**Material for the task**

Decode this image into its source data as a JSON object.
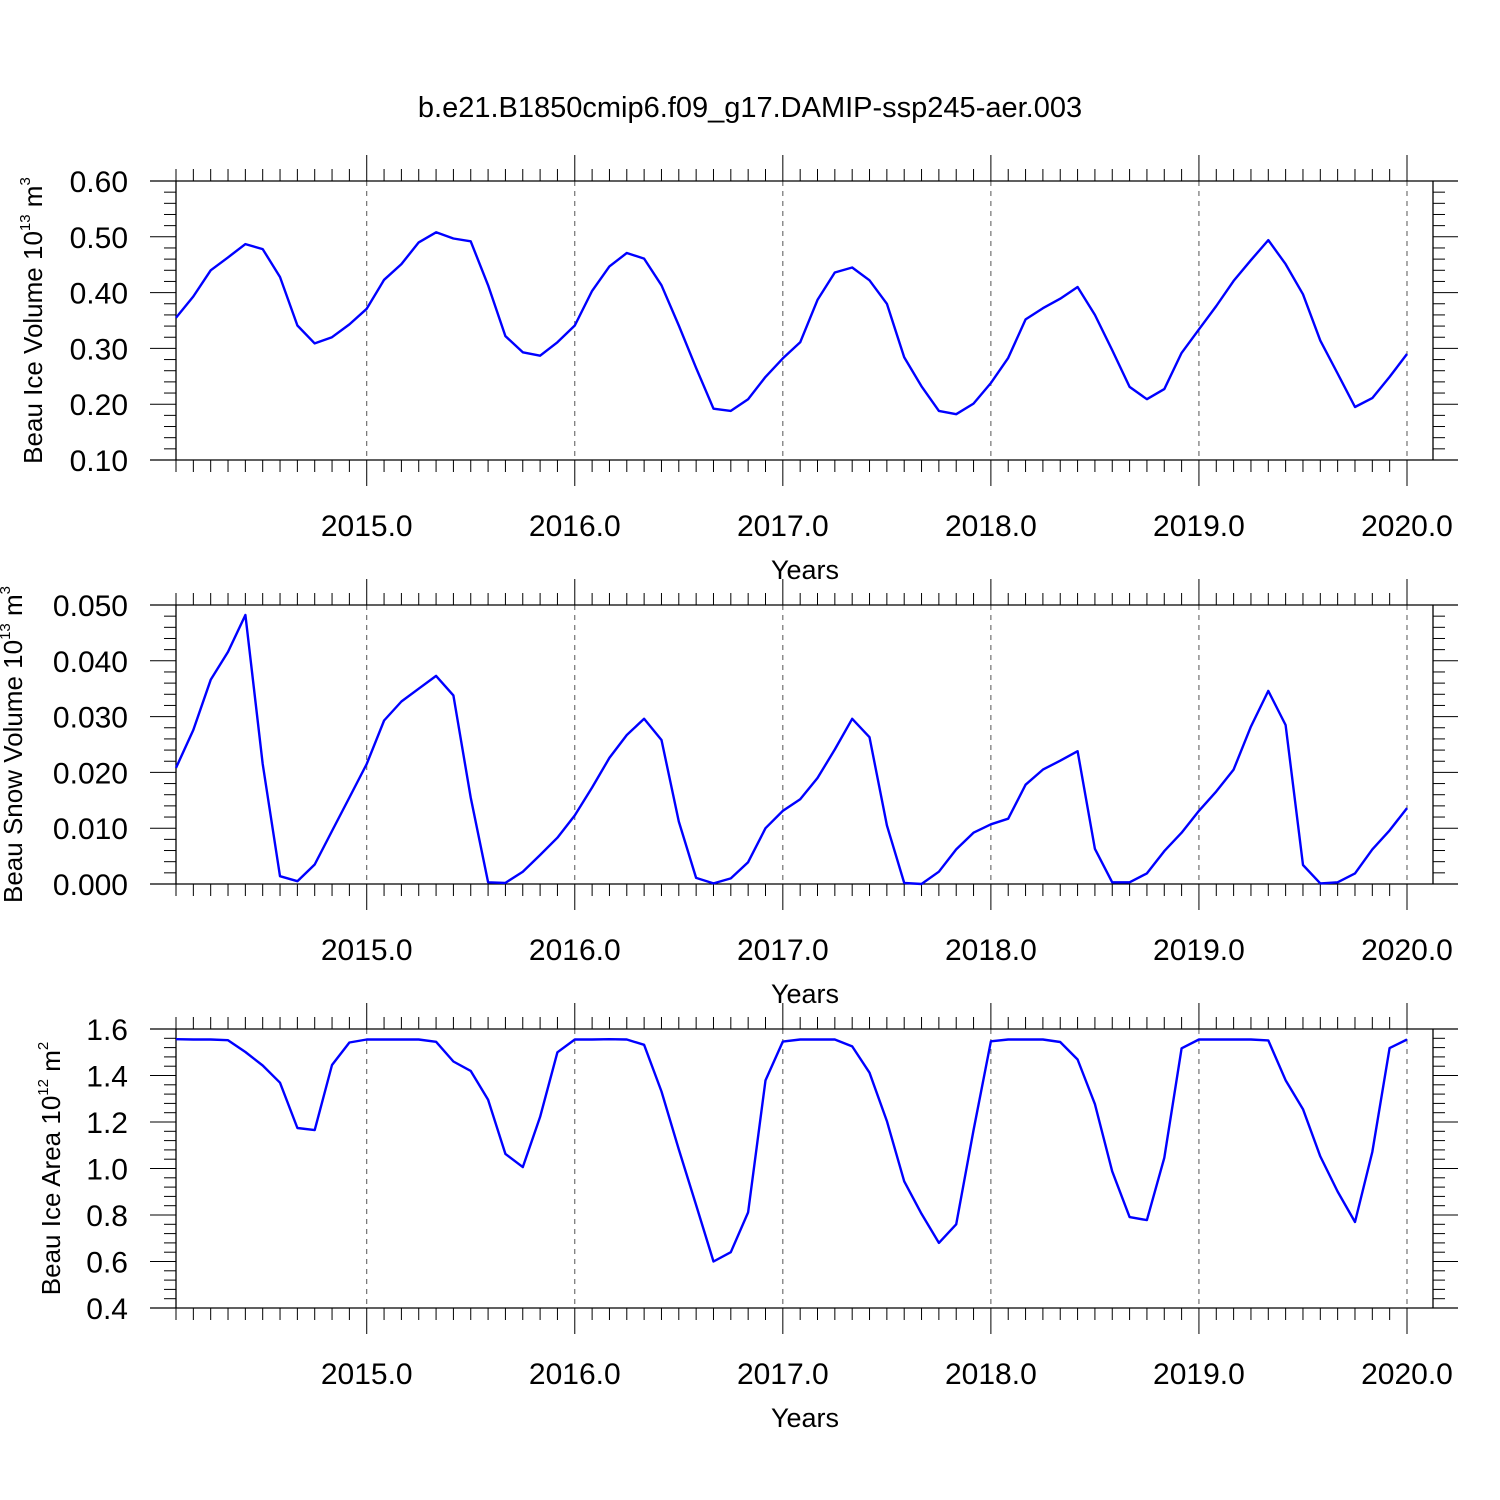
{
  "figure": {
    "title": "b.e21.B1850cmip6.f09_g17.DAMIP-ssp245-aer.003"
  },
  "chart_data": [
    {
      "type": "line",
      "ylabel": {
        "main": "Beau Ice Volume 10",
        "exponent": "13",
        "unit": " m",
        "unit_exponent": "3"
      },
      "xlabel": "Years",
      "xlim": [
        2014.0833,
        2020.125
      ],
      "ylim": [
        0.1,
        0.6
      ],
      "x_ticks": [
        "2015.0",
        "2016.0",
        "2017.0",
        "2018.0",
        "2019.0",
        "2020.0"
      ],
      "y_ticks": [
        "0.10",
        "0.20",
        "0.30",
        "0.40",
        "0.50",
        "0.60"
      ],
      "grid": "vertical dashed at major x ticks",
      "line_color": "#0000ff",
      "x_start": 2014.0833,
      "x_step": 0.0833333,
      "values": [
        0.355,
        0.393,
        0.44,
        0.463,
        0.487,
        0.478,
        0.428,
        0.341,
        0.309,
        0.32,
        0.343,
        0.371,
        0.423,
        0.451,
        0.49,
        0.508,
        0.497,
        0.492,
        0.413,
        0.322,
        0.293,
        0.287,
        0.311,
        0.341,
        0.403,
        0.447,
        0.471,
        0.461,
        0.413,
        0.341,
        0.265,
        0.192,
        0.188,
        0.209,
        0.249,
        0.282,
        0.311,
        0.387,
        0.436,
        0.445,
        0.422,
        0.38,
        0.284,
        0.232,
        0.188,
        0.182,
        0.201,
        0.238,
        0.283,
        0.352,
        0.372,
        0.389,
        0.41,
        0.36,
        0.297,
        0.231,
        0.209,
        0.227,
        0.292,
        0.334,
        0.376,
        0.421,
        0.458,
        0.494,
        0.451,
        0.397,
        0.314,
        0.255,
        0.195,
        0.211,
        0.249,
        0.29
      ]
    },
    {
      "type": "line",
      "ylabel": {
        "main": "Beau Snow Volume 10",
        "exponent": "13",
        "unit": " m",
        "unit_exponent": "3"
      },
      "xlabel": "Years",
      "xlim": [
        2014.0833,
        2020.125
      ],
      "ylim": [
        0.0,
        0.05
      ],
      "x_ticks": [
        "2015.0",
        "2016.0",
        "2017.0",
        "2018.0",
        "2019.0",
        "2020.0"
      ],
      "y_ticks": [
        "0.000",
        "0.010",
        "0.020",
        "0.030",
        "0.040",
        "0.050"
      ],
      "grid": "vertical dashed at major x ticks",
      "line_color": "#0000ff",
      "x_start": 2014.0833,
      "x_step": 0.0833333,
      "values": [
        0.0208,
        0.0276,
        0.0366,
        0.0416,
        0.0482,
        0.0215,
        0.0014,
        0.0005,
        0.0035,
        0.0095,
        0.0155,
        0.0215,
        0.0293,
        0.0327,
        0.035,
        0.0373,
        0.0338,
        0.0155,
        0.0003,
        0.0002,
        0.0022,
        0.0052,
        0.0083,
        0.0123,
        0.0173,
        0.0226,
        0.0267,
        0.0296,
        0.0258,
        0.0112,
        0.0011,
        0.0001,
        0.001,
        0.0039,
        0.01,
        0.0131,
        0.0152,
        0.019,
        0.0241,
        0.0296,
        0.0263,
        0.0105,
        0.0002,
        0.0,
        0.0022,
        0.0062,
        0.0092,
        0.0107,
        0.0117,
        0.0178,
        0.0205,
        0.0221,
        0.0238,
        0.0063,
        0.0003,
        0.0003,
        0.0019,
        0.0059,
        0.0092,
        0.0131,
        0.0166,
        0.0205,
        0.0282,
        0.0346,
        0.0285,
        0.0034,
        0.0001,
        0.0003,
        0.0019,
        0.0062,
        0.0096,
        0.0136
      ]
    },
    {
      "type": "line",
      "ylabel": {
        "main": "Beau Ice Area 10",
        "exponent": "12",
        "unit": " m",
        "unit_exponent": "2"
      },
      "xlabel": "Years",
      "xlim": [
        2014.0833,
        2020.125
      ],
      "ylim": [
        0.4,
        1.6
      ],
      "x_ticks": [
        "2015.0",
        "2016.0",
        "2017.0",
        "2018.0",
        "2019.0",
        "2020.0"
      ],
      "y_ticks": [
        "0.4",
        "0.6",
        "0.8",
        "1.0",
        "1.2",
        "1.4",
        "1.6"
      ],
      "grid": "vertical dashed at major x ticks",
      "line_color": "#0000ff",
      "x_start": 2014.0833,
      "x_step": 0.0833333,
      "values": [
        1.556,
        1.555,
        1.555,
        1.552,
        1.501,
        1.443,
        1.369,
        1.174,
        1.165,
        1.445,
        1.542,
        1.555,
        1.555,
        1.555,
        1.555,
        1.545,
        1.46,
        1.42,
        1.296,
        1.063,
        1.006,
        1.222,
        1.5,
        1.555,
        1.555,
        1.556,
        1.555,
        1.532,
        1.331,
        1.082,
        0.843,
        0.6,
        0.64,
        0.811,
        1.379,
        1.546,
        1.555,
        1.555,
        1.555,
        1.525,
        1.412,
        1.204,
        0.945,
        0.805,
        0.68,
        0.76,
        1.164,
        1.547,
        1.555,
        1.555,
        1.555,
        1.544,
        1.469,
        1.277,
        0.988,
        0.791,
        0.778,
        1.046,
        1.517,
        1.555,
        1.555,
        1.555,
        1.555,
        1.551,
        1.38,
        1.255,
        1.052,
        0.901,
        0.77,
        1.071,
        1.518,
        1.555
      ]
    }
  ]
}
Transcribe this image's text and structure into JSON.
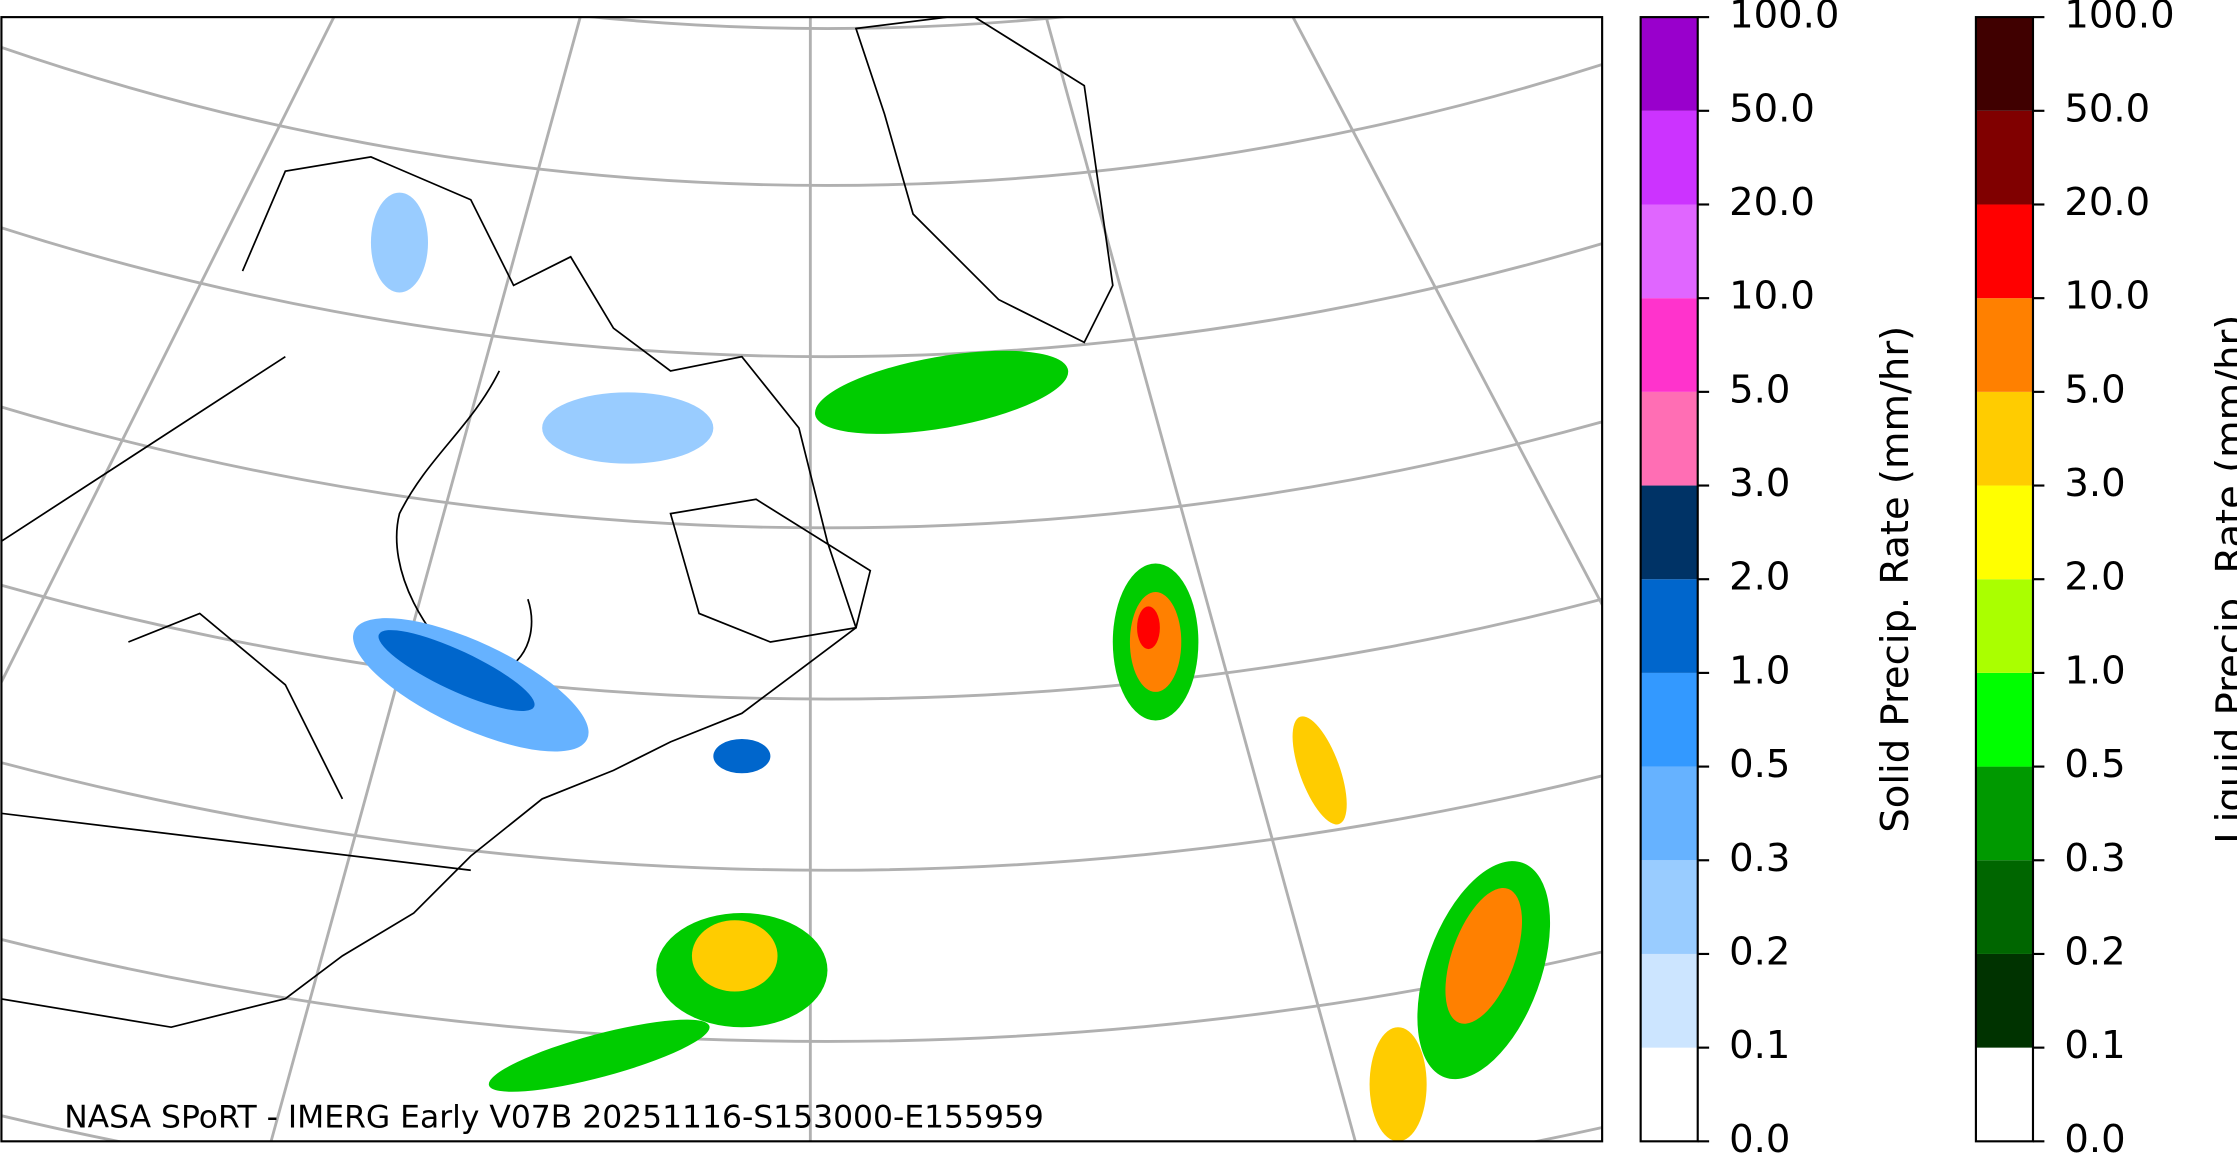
{
  "map": {
    "caption": "NASA SPoRT - IMERG Early V07B 20251116-S153000-E155959"
  },
  "colorbars": [
    {
      "label": "Solid Precip. Rate (mm/hr)",
      "ticks": [
        {
          "value": 0,
          "label": "0.0"
        },
        {
          "value": 0.1,
          "label": "0.1"
        },
        {
          "value": 0.2,
          "label": "0.2"
        },
        {
          "value": 0.3,
          "label": "0.3"
        },
        {
          "value": 0.5,
          "label": "0.5"
        },
        {
          "value": 1,
          "label": "1.0"
        },
        {
          "value": 2,
          "label": "2.0"
        },
        {
          "value": 3,
          "label": "3.0"
        },
        {
          "value": 5,
          "label": "5.0"
        },
        {
          "value": 10,
          "label": "10.0"
        },
        {
          "value": 20,
          "label": "20.0"
        },
        {
          "value": 50,
          "label": "50.0"
        },
        {
          "value": 100,
          "label": "100.0"
        }
      ],
      "colors": [
        "#ffffff",
        "#cce5ff",
        "#99ccff",
        "#66b2ff",
        "#3399ff",
        "#0066cc",
        "#003366",
        "#ff6eb4",
        "#ff33cc",
        "#e066ff",
        "#cc33ff",
        "#9900cc"
      ]
    },
    {
      "label": "Liquid Precip. Rate (mm/hr)",
      "ticks": [
        {
          "value": 0,
          "label": "0.0"
        },
        {
          "value": 0.1,
          "label": "0.1"
        },
        {
          "value": 0.2,
          "label": "0.2"
        },
        {
          "value": 0.3,
          "label": "0.3"
        },
        {
          "value": 0.5,
          "label": "0.5"
        },
        {
          "value": 1,
          "label": "1.0"
        },
        {
          "value": 2,
          "label": "2.0"
        },
        {
          "value": 3,
          "label": "3.0"
        },
        {
          "value": 5,
          "label": "5.0"
        },
        {
          "value": 10,
          "label": "10.0"
        },
        {
          "value": 20,
          "label": "20.0"
        },
        {
          "value": 50,
          "label": "50.0"
        },
        {
          "value": 100,
          "label": "100.0"
        }
      ],
      "colors": [
        "#ffffff",
        "#003300",
        "#006600",
        "#009900",
        "#00ff00",
        "#aaff00",
        "#ffff00",
        "#ffcc00",
        "#ff8000",
        "#ff0000",
        "#800000",
        "#400000"
      ]
    }
  ]
}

**Stated task**
Retype the listing exactly. Pictures do not belong in the copy.

**Exercise output**
Decode this image into its source data as a JSON object.
{
  "figure": {
    "title": "b.e21.B1850cmip6.f09_g17.DAMIP-ssp245-aer.003"
  },
  "chart_data": [
    {
      "type": "line",
      "ylabel": {
        "main": "Beau Ice Volume 10",
        "exponent": "13",
        "unit": " m",
        "unit_exponent": "3"
      },
      "xlabel": "Years",
      "xlim": [
        2014.0833,
        2020.125
      ],
      "ylim": [
        0.1,
        0.6
      ],
      "x_ticks": [
        "2015.0",
        "2016.0",
        "2017.0",
        "2018.0",
        "2019.0",
        "2020.0"
      ],
      "y_ticks": [
        "0.10",
        "0.20",
        "0.30",
        "0.40",
        "0.50",
        "0.60"
      ],
      "grid": "vertical dashed at major x ticks",
      "line_color": "#0000ff",
      "x_start": 2014.0833,
      "x_step": 0.0833333,
      "values": [
        0.355,
        0.393,
        0.44,
        0.463,
        0.487,
        0.478,
        0.428,
        0.341,
        0.309,
        0.32,
        0.343,
        0.371,
        0.423,
        0.451,
        0.49,
        0.508,
        0.497,
        0.492,
        0.413,
        0.322,
        0.293,
        0.287,
        0.311,
        0.341,
        0.403,
        0.447,
        0.471,
        0.461,
        0.413,
        0.341,
        0.265,
        0.192,
        0.188,
        0.209,
        0.249,
        0.282,
        0.311,
        0.387,
        0.436,
        0.445,
        0.422,
        0.38,
        0.284,
        0.232,
        0.188,
        0.182,
        0.201,
        0.238,
        0.283,
        0.352,
        0.372,
        0.389,
        0.41,
        0.36,
        0.297,
        0.231,
        0.209,
        0.227,
        0.292,
        0.334,
        0.376,
        0.421,
        0.458,
        0.494,
        0.451,
        0.397,
        0.314,
        0.255,
        0.195,
        0.211,
        0.249,
        0.29
      ]
    },
    {
      "type": "line",
      "ylabel": {
        "main": "Beau Snow Volume 10",
        "exponent": "13",
        "unit": " m",
        "unit_exponent": "3"
      },
      "xlabel": "Years",
      "xlim": [
        2014.0833,
        2020.125
      ],
      "ylim": [
        0.0,
        0.05
      ],
      "x_ticks": [
        "2015.0",
        "2016.0",
        "2017.0",
        "2018.0",
        "2019.0",
        "2020.0"
      ],
      "y_ticks": [
        "0.000",
        "0.010",
        "0.020",
        "0.030",
        "0.040",
        "0.050"
      ],
      "grid": "vertical dashed at major x ticks",
      "line_color": "#0000ff",
      "x_start": 2014.0833,
      "x_step": 0.0833333,
      "values": [
        0.0208,
        0.0276,
        0.0366,
        0.0416,
        0.0482,
        0.0215,
        0.0014,
        0.0005,
        0.0035,
        0.0095,
        0.0155,
        0.0215,
        0.0293,
        0.0327,
        0.035,
        0.0373,
        0.0338,
        0.0155,
        0.0003,
        0.0002,
        0.0022,
        0.0052,
        0.0083,
        0.0123,
        0.0173,
        0.0226,
        0.0267,
        0.0296,
        0.0258,
        0.0112,
        0.0011,
        0.0001,
        0.001,
        0.0039,
        0.01,
        0.0131,
        0.0152,
        0.019,
        0.0241,
        0.0296,
        0.0263,
        0.0105,
        0.0002,
        0.0,
        0.0022,
        0.0062,
        0.0092,
        0.0107,
        0.0117,
        0.0178,
        0.0205,
        0.0221,
        0.0238,
        0.0063,
        0.0003,
        0.0003,
        0.0019,
        0.0059,
        0.0092,
        0.0131,
        0.0166,
        0.0205,
        0.0282,
        0.0346,
        0.0285,
        0.0034,
        0.0001,
        0.0003,
        0.0019,
        0.0062,
        0.0096,
        0.0136
      ]
    },
    {
      "type": "line",
      "ylabel": {
        "main": "Beau Ice Area 10",
        "exponent": "12",
        "unit": " m",
        "unit_exponent": "2"
      },
      "xlabel": "Years",
      "xlim": [
        2014.0833,
        2020.125
      ],
      "ylim": [
        0.4,
        1.6
      ],
      "x_ticks": [
        "2015.0",
        "2016.0",
        "2017.0",
        "2018.0",
        "2019.0",
        "2020.0"
      ],
      "y_ticks": [
        "0.4",
        "0.6",
        "0.8",
        "1.0",
        "1.2",
        "1.4",
        "1.6"
      ],
      "grid": "vertical dashed at major x ticks",
      "line_color": "#0000ff",
      "x_start": 2014.0833,
      "x_step": 0.0833333,
      "values": [
        1.556,
        1.555,
        1.555,
        1.552,
        1.501,
        1.443,
        1.369,
        1.174,
        1.165,
        1.445,
        1.542,
        1.555,
        1.555,
        1.555,
        1.555,
        1.545,
        1.46,
        1.42,
        1.296,
        1.063,
        1.006,
        1.222,
        1.5,
        1.555,
        1.555,
        1.556,
        1.555,
        1.532,
        1.331,
        1.082,
        0.843,
        0.6,
        0.64,
        0.811,
        1.379,
        1.546,
        1.555,
        1.555,
        1.555,
        1.525,
        1.412,
        1.204,
        0.945,
        0.805,
        0.68,
        0.76,
        1.164,
        1.547,
        1.555,
        1.555,
        1.555,
        1.544,
        1.469,
        1.277,
        0.988,
        0.791,
        0.778,
        1.046,
        1.517,
        1.555,
        1.555,
        1.555,
        1.555,
        1.551,
        1.38,
        1.255,
        1.052,
        0.901,
        0.77,
        1.071,
        1.518,
        1.555
      ]
    }
  ]
}
Transcribe this image's text and structure into JSON.
{
  "map": {
    "caption": "NASA SPoRT - IMERG Early V07B 20251116-S153000-E155959"
  },
  "colorbars": [
    {
      "label": "Solid Precip. Rate (mm/hr)",
      "ticks": [
        {
          "value": 0,
          "label": "0.0"
        },
        {
          "value": 0.1,
          "label": "0.1"
        },
        {
          "value": 0.2,
          "label": "0.2"
        },
        {
          "value": 0.3,
          "label": "0.3"
        },
        {
          "value": 0.5,
          "label": "0.5"
        },
        {
          "value": 1,
          "label": "1.0"
        },
        {
          "value": 2,
          "label": "2.0"
        },
        {
          "value": 3,
          "label": "3.0"
        },
        {
          "value": 5,
          "label": "5.0"
        },
        {
          "value": 10,
          "label": "10.0"
        },
        {
          "value": 20,
          "label": "20.0"
        },
        {
          "value": 50,
          "label": "50.0"
        },
        {
          "value": 100,
          "label": "100.0"
        }
      ],
      "colors": [
        "#ffffff",
        "#cce5ff",
        "#99ccff",
        "#66b2ff",
        "#3399ff",
        "#0066cc",
        "#003366",
        "#ff6eb4",
        "#ff33cc",
        "#e066ff",
        "#cc33ff",
        "#9900cc"
      ]
    },
    {
      "label": "Liquid Precip. Rate (mm/hr)",
      "ticks": [
        {
          "value": 0,
          "label": "0.0"
        },
        {
          "value": 0.1,
          "label": "0.1"
        },
        {
          "value": 0.2,
          "label": "0.2"
        },
        {
          "value": 0.3,
          "label": "0.3"
        },
        {
          "value": 0.5,
          "label": "0.5"
        },
        {
          "value": 1,
          "label": "1.0"
        },
        {
          "value": 2,
          "label": "2.0"
        },
        {
          "value": 3,
          "label": "3.0"
        },
        {
          "value": 5,
          "label": "5.0"
        },
        {
          "value": 10,
          "label": "10.0"
        },
        {
          "value": 20,
          "label": "20.0"
        },
        {
          "value": 50,
          "label": "50.0"
        },
        {
          "value": 100,
          "label": "100.0"
        }
      ],
      "colors": [
        "#ffffff",
        "#003300",
        "#006600",
        "#009900",
        "#00ff00",
        "#aaff00",
        "#ffff00",
        "#ffcc00",
        "#ff8000",
        "#ff0000",
        "#800000",
        "#400000"
      ]
    }
  ]
}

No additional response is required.